··· TASK MATERIAL ···

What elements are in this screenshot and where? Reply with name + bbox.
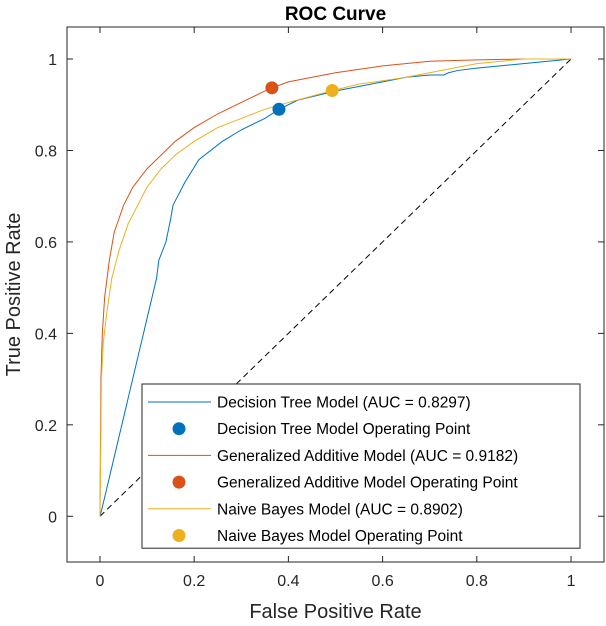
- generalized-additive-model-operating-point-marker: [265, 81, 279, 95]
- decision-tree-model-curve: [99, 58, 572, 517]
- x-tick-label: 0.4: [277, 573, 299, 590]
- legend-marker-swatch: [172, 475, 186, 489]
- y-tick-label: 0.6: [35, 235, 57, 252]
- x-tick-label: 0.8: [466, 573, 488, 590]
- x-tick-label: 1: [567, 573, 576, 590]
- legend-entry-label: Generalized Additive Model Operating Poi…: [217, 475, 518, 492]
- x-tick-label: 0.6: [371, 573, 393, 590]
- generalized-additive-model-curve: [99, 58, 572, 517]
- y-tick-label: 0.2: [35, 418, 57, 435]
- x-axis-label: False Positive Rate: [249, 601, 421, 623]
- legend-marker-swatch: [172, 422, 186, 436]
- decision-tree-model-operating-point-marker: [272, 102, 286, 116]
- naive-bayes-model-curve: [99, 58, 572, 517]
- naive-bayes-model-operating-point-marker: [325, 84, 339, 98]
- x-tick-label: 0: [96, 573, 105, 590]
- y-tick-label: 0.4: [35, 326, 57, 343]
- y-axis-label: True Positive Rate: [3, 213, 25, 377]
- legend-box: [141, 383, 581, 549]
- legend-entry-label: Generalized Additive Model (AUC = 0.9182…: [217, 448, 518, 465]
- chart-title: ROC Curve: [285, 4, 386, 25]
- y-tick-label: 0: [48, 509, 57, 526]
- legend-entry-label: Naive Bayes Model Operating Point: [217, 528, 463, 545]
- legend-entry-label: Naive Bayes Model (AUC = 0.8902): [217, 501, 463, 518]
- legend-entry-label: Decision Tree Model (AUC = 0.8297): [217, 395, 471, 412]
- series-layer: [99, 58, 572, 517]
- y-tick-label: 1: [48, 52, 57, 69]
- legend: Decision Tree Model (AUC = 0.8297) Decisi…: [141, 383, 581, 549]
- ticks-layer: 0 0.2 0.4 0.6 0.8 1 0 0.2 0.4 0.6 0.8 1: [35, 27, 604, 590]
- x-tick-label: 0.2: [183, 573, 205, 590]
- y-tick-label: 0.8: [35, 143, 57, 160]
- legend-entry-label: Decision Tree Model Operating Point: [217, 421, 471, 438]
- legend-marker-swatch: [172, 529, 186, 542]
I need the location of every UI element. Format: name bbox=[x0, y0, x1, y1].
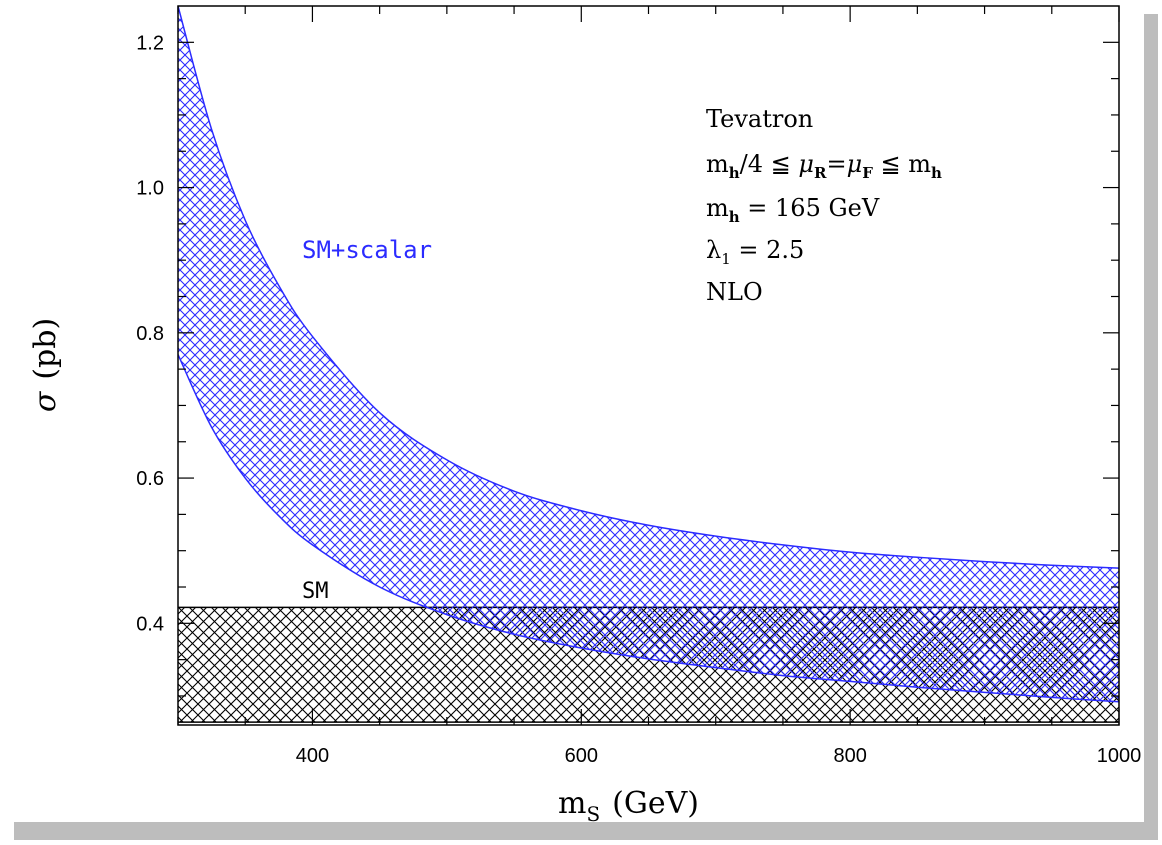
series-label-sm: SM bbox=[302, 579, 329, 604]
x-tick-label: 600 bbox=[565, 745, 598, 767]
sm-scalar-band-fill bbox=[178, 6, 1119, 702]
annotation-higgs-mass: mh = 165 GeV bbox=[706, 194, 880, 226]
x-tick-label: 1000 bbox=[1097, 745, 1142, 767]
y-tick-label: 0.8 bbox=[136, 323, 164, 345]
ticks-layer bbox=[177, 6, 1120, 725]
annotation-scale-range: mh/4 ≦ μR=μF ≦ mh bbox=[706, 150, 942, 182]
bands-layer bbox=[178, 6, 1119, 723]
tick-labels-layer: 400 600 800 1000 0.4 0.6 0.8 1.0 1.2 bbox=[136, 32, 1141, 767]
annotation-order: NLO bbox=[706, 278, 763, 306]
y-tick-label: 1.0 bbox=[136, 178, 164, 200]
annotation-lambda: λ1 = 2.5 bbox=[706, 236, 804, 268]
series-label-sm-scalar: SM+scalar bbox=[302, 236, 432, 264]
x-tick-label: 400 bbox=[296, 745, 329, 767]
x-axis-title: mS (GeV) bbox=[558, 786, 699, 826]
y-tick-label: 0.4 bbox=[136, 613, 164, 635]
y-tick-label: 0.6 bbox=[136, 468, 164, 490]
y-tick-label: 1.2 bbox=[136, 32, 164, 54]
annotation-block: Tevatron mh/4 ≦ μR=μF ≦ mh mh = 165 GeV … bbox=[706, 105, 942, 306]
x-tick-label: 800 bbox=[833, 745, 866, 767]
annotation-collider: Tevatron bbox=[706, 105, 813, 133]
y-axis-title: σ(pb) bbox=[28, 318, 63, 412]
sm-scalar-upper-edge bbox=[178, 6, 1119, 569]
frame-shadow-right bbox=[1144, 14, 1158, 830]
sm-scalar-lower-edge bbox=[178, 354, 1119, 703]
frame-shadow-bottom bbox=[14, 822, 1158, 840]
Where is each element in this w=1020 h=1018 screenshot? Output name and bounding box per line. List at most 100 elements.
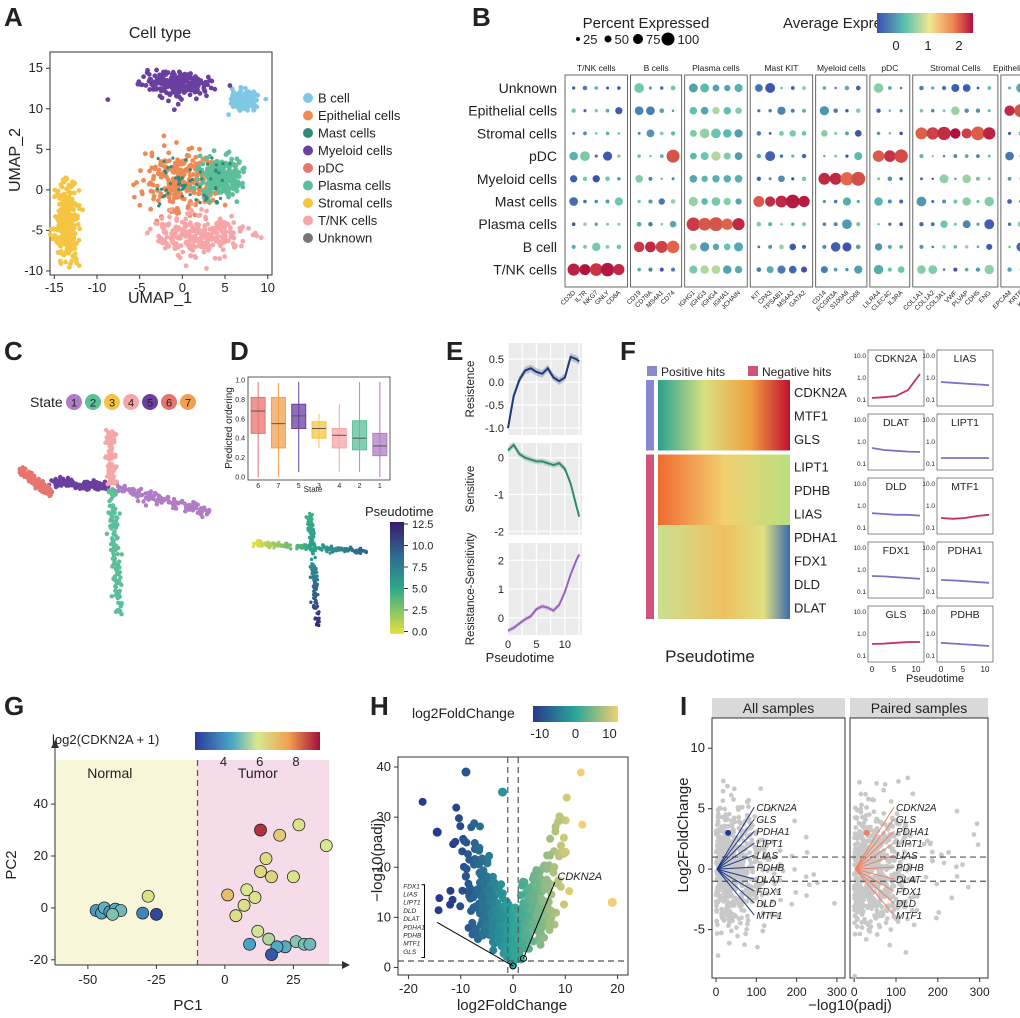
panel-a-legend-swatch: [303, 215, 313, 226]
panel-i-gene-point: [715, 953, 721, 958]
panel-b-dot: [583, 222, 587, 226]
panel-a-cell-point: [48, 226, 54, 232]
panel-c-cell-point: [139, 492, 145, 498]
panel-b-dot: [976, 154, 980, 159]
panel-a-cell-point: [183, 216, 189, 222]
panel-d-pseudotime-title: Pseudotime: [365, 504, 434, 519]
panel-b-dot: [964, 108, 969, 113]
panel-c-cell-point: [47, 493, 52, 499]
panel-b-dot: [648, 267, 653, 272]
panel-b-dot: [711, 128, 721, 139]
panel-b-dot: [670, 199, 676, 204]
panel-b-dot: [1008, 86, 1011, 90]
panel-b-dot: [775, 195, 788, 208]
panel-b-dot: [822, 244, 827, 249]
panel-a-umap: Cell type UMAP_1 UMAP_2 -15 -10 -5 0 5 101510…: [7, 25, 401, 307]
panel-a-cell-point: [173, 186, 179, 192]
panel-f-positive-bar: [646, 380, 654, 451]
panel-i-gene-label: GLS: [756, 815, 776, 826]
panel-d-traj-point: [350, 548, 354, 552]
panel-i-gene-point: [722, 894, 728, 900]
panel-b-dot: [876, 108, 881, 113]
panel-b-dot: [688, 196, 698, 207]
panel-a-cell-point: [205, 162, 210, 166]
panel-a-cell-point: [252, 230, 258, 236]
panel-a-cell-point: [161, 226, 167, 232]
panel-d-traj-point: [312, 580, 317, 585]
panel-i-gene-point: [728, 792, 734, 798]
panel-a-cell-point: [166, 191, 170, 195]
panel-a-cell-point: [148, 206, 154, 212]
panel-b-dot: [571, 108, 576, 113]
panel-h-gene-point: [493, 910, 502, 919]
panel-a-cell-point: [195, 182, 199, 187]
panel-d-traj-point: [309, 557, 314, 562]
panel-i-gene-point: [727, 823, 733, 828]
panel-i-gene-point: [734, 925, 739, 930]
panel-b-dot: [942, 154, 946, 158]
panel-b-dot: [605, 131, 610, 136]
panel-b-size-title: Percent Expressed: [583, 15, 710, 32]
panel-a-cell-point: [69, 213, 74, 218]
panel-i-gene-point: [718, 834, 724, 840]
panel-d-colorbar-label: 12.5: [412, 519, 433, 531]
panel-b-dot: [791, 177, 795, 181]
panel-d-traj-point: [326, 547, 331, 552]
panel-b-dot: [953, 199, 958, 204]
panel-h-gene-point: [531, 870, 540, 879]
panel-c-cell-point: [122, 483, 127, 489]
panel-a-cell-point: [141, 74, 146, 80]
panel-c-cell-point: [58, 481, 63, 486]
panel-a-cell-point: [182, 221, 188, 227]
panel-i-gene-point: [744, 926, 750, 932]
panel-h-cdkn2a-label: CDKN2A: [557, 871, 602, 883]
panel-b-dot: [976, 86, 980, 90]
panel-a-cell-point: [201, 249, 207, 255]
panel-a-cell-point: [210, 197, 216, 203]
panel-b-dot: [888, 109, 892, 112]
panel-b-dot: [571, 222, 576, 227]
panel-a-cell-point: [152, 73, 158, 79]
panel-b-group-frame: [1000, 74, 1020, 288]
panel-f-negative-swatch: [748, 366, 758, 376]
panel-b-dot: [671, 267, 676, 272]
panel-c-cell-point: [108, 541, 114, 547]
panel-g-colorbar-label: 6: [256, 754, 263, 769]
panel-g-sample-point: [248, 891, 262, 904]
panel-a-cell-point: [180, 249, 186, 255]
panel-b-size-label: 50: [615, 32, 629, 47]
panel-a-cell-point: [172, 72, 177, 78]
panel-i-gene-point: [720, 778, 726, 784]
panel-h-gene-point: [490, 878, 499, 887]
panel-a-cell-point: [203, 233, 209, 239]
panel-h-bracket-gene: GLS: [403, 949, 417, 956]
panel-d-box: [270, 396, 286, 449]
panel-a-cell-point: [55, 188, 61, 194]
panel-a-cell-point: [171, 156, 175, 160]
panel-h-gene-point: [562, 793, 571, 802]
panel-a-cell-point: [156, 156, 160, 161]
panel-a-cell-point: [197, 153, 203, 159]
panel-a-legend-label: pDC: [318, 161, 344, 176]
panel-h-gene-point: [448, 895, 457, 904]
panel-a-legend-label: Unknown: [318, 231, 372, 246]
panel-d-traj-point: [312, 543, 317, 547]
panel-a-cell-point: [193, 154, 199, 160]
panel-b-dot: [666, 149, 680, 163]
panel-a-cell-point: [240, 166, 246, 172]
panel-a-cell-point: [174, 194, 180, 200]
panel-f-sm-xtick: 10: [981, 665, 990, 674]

···

→ **CHALLENGE**: Copy the listing lines above from the line with "81, 279, 95]" to the line with "- x-tick-label: 1: [567, 573, 576, 590]", including both of those lines, unchanged.

→ **OUTPUT OF THE TASK**:
- generalized-additive-model-operating-point-marker: [265, 81, 279, 95]
- decision-tree-model-curve: [99, 58, 572, 517]
- x-tick-label: 0.4: [277, 573, 299, 590]
- legend-marker-swatch: [172, 475, 186, 489]
- y-tick-label: 0.6: [35, 235, 57, 252]
- x-tick-label: 0.8: [466, 573, 488, 590]
- x-tick-label: 1: [567, 573, 576, 590]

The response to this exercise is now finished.